▶ _TASK STATEMENT_: Quote the listing below in its entirety, omitting every image.

Extracted records:
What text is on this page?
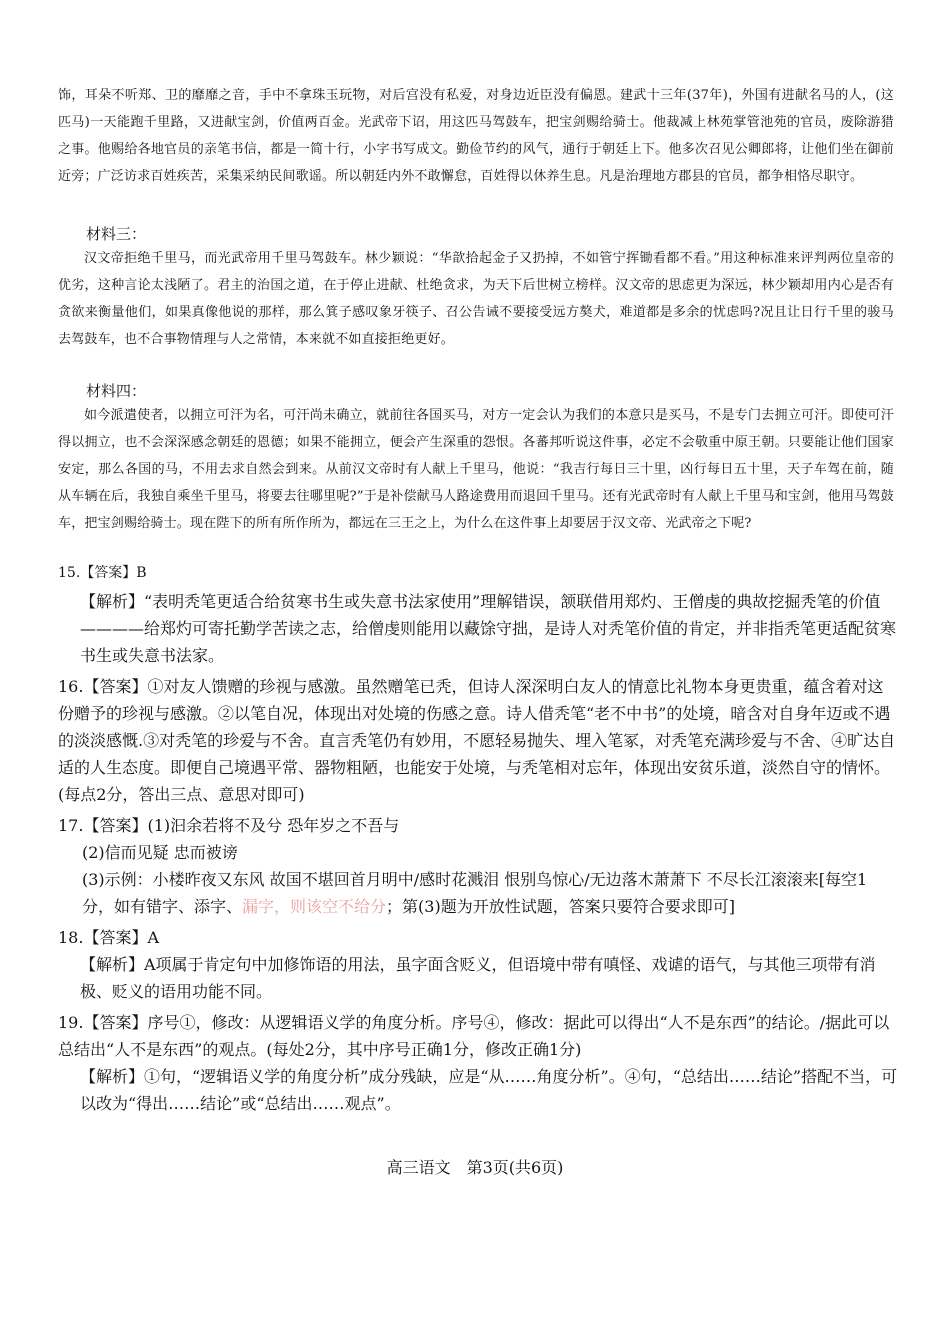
饰，耳朵不听郑、卫的靡靡之音，手中不拿珠玉玩物，对后宫没有私爱，对身边近臣没有偏恩。建武十三年(37年)，外国有进献名马的人，(这匹马)一天能跑千里路，又进献宝剑，价值两百金。光武帝下诏，用这匹马驾鼓车，把宝剑赐给骑士。他裁减上林苑掌管池苑的官员，废除游猎之事。他赐给各地官员的亲笔书信，都是一简十行，小字书写成文。勤俭节约的风气，通行于朝廷上下。他多次召见公卿郎将，让他们坐在御前近旁；广泛访求百姓疾苦，采集采纳民间歌谣。所以朝廷内外不敢懈怠，百姓得以休养生息。凡是治理地方郡县的官员，都争相恪尽职守。

材料三：

汉文帝拒绝千里马，而光武帝用千里马驾鼓车。林少颖说：“华歆拾起金子又扔掉，不如管宁挥锄看都不看。”用这种标准来评判两位皇帝的优劣，这种言论太浅陋了。君主的治国之道，在于停止进献、杜绝贪求，为天下后世树立榜样。汉文帝的思虑更为深远，林少颖却用内心是否有贪欲来衡量他们，如果真像他说的那样，那么箕子感叹象牙筷子、召公告诫不要接受远方獒犬，难道都是多余的忧虑吗?况且让日行千里的骏马去驾鼓车，也不合事物情理与人之常情，本来就不如直接拒绝更好。

材料四：

如今派遣使者，以拥立可汗为名，可汗尚未确立，就前往各国买马，对方一定会认为我们的本意只是买马，不是专门去拥立可汗。即使可汗得以拥立，也不会深深感念朝廷的恩德；如果不能拥立，便会产生深重的怨恨。各蕃邦听说这件事，必定不会敬重中原王朝。只要能让他们国家安定，那么各国的马，不用去求自然会到来。从前汉文帝时有人献上千里马，他说：“我吉行每日三十里，凶行每日五十里，天子车驾在前，随从车辆在后，我独自乘坐千里马，将要去往哪里呢?”于是补偿献马人路途费用而退回千里马。还有光武帝时有人献上千里马和宝剑，他用马驾鼓车，把宝剑赐给骑士。现在陛下的所有所作所为，都远在三王之上，为什么在这件事上却要居于汉文帝、光武帝之下呢?

15.【答案】B
【解析】“表明秃笔更适合给贫寒书生或失意书法家使用”理解错误，颔联借用郑灼、王僧虔的典故挖掘秃笔的价值————给郑灼可寄托勤学苦读之志，给僧虔则能用以藏馀守拙，是诗人对秃笔价值的肯定，并非指秃笔更适配贫寒书生或失意书法家。
16.【答案】①对友人馈赠的珍视与感激。虽然赠笔已秃，但诗人深深明白友人的情意比礼物本身更贵重，蕴含着对这份赠予的珍视与感激。②以笔自况，体现出对处境的伤感之意。诗人借秃笔“老不中书”的处境，暗含对自身年迈或不遇的淡淡感慨.③对秃笔的珍爱与不舍。直言秃笔仍有妙用，不愿轻易抛失、埋入笔冢，对秃笔充满珍爱与不舍、④旷达自适的人生态度。即便自己境遇平常、器物粗陋，也能安于处境，与秃笔相对忘年，体现出安贫乐道，淡然自守的情怀。(每点2分，答出三点、意思对即可)
17.【答案】(1)汩余若将不及兮 恐年岁之不吾与
(2)信而见疑 忠而被谤
(3)示例：小楼昨夜又东风 故国不堪回首月明中/感时花溅泪 恨别鸟惊心/无边落木萧萧下 不尽长江滚滚来[每空1分，如有错字、添字、漏字，则该空不给分；第(3)题为开放性试题，答案只要符合要求即可]
18.【答案】A
【解析】A项属于肯定句中加修饰语的用法，虽字面含贬义，但语境中带有嗔怪、戏谑的语气，与其他三项带有消极、贬义的语用功能不同。
19.【答案】序号①，修改：从逻辑语义学的角度分析。序号④，修改：据此可以得出“人不是东西”的结论。/据此可以总结出“人不是东西”的观点。(每处2分，其中序号正确1分，修改正确1分)
【解析】①句，“逻辑语义学的角度分析”成分残缺，应是“从……角度分析”。④句，“总结出……结论”搭配不当，可以改为“得出……结论”或“总结出……观点”。
高三语文　第3页(共6页)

▶ _RESPONSE TO THIS EXERCISE_:
What text is on this page?
饰，耳朵不听郑、卫的靡靡之音，手中不拿珠玉玩物，对后宫没有私爱，对身边近臣没有偏恩。建武十三年(37年)，外国有进献名马的人，(这匹马)一天能跑千里路，又进献宝剑，价值两百金。光武帝下诏，用这匹马驾鼓车，把宝剑赐给骑士。他裁减上林苑掌管池苑的官员，废除游猎之事。他赐给各地官员的亲笔书信，都是一简十行，小字书写成文。勤俭节约的风气，通行于朝廷上下。他多次召见公卿郎将，让他们坐在御前近旁；广泛访求百姓疾苦，采集采纳民间歌谣。所以朝廷内外不敢懈怠，百姓得以休养生息。凡是治理地方郡县的官员，都争相恪尽职守。

材料三：

汉文帝拒绝千里马，而光武帝用千里马驾鼓车。林少颖说：“华歆拾起金子又扔掉，不如管宁挥锄看都不看。”用这种标准来评判两位皇帝的优劣，这种言论太浅陋了。君主的治国之道，在于停止进献、杜绝贪求，为天下后世树立榜样。汉文帝的思虑更为深远，林少颖却用内心是否有贪欲来衡量他们，如果真像他说的那样，那么箕子感叹象牙筷子、召公告诫不要接受远方獒犬，难道都是多余的忧虑吗?况且让日行千里的骏马去驾鼓车，也不合事物情理与人之常情，本来就不如直接拒绝更好。

材料四：

如今派遣使者，以拥立可汗为名，可汗尚未确立，就前往各国买马，对方一定会认为我们的本意只是买马，不是专门去拥立可汗。即使可汗得以拥立，也不会深深感念朝廷的恩德；如果不能拥立，便会产生深重的怨恨。各蕃邦听说这件事，必定不会敬重中原王朝。只要能让他们国家安定，那么各国的马，不用去求自然会到来。从前汉文帝时有人献上千里马，他说：“我吉行每日三十里，凶行每日五十里，天子车驾在前，随从车辆在后，我独自乘坐千里马，将要去往哪里呢?”于是补偿献马人路途费用而退回千里马。还有光武帝时有人献上千里马和宝剑，他用马驾鼓车，把宝剑赐给骑士。现在陛下的所有所作所为，都远在三王之上，为什么在这件事上却要居于汉文帝、光武帝之下呢?

15.【答案】B
【解析】“表明秃笔更适合给贫寒书生或失意书法家使用”理解错误，颔联借用郑灼、王僧虔的典故挖掘秃笔的价值————给郑灼可寄托勤学苦读之志，给僧虔则能用以藏馀守拙，是诗人对秃笔价值的肯定，并非指秃笔更适配贫寒书生或失意书法家。
16.【答案】①对友人馈赠的珍视与感激。虽然赠笔已秃，但诗人深深明白友人的情意比礼物本身更贵重，蕴含着对这份赠予的珍视与感激。②以笔自况，体现出对处境的伤感之意。诗人借秃笔“老不中书”的处境，暗含对自身年迈或不遇的淡淡感慨.③对秃笔的珍爱与不舍。直言秃笔仍有妙用，不愿轻易抛失、埋入笔冢，对秃笔充满珍爱与不舍、④旷达自适的人生态度。即便自己境遇平常、器物粗陋，也能安于处境，与秃笔相对忘年，体现出安贫乐道，淡然自守的情怀。(每点2分，答出三点、意思对即可)
17.【答案】(1)汩余若将不及兮 恐年岁之不吾与
(2)信而见疑 忠而被谤
(3)示例：小楼昨夜又东风 故国不堪回首月明中/感时花溅泪 恨别鸟惊心/无边落木萧萧下 不尽长江滚滚来[每空1分，如有错字、添字、漏字，则该空不给分；第(3)题为开放性试题，答案只要符合要求即可]
18.【答案】A
【解析】A项属于肯定句中加修饰语的用法，虽字面含贬义，但语境中带有嗔怪、戏谑的语气，与其他三项带有消极、贬义的语用功能不同。
19.【答案】序号①，修改：从逻辑语义学的角度分析。序号④，修改：据此可以得出“人不是东西”的结论。/据此可以总结出“人不是东西”的观点。(每处2分，其中序号正确1分，修改正确1分)
【解析】①句，“逻辑语义学的角度分析”成分残缺，应是“从……角度分析”。④句，“总结出……结论”搭配不当，可以改为“得出……结论”或“总结出……观点”。
高三语文　第3页(共6页)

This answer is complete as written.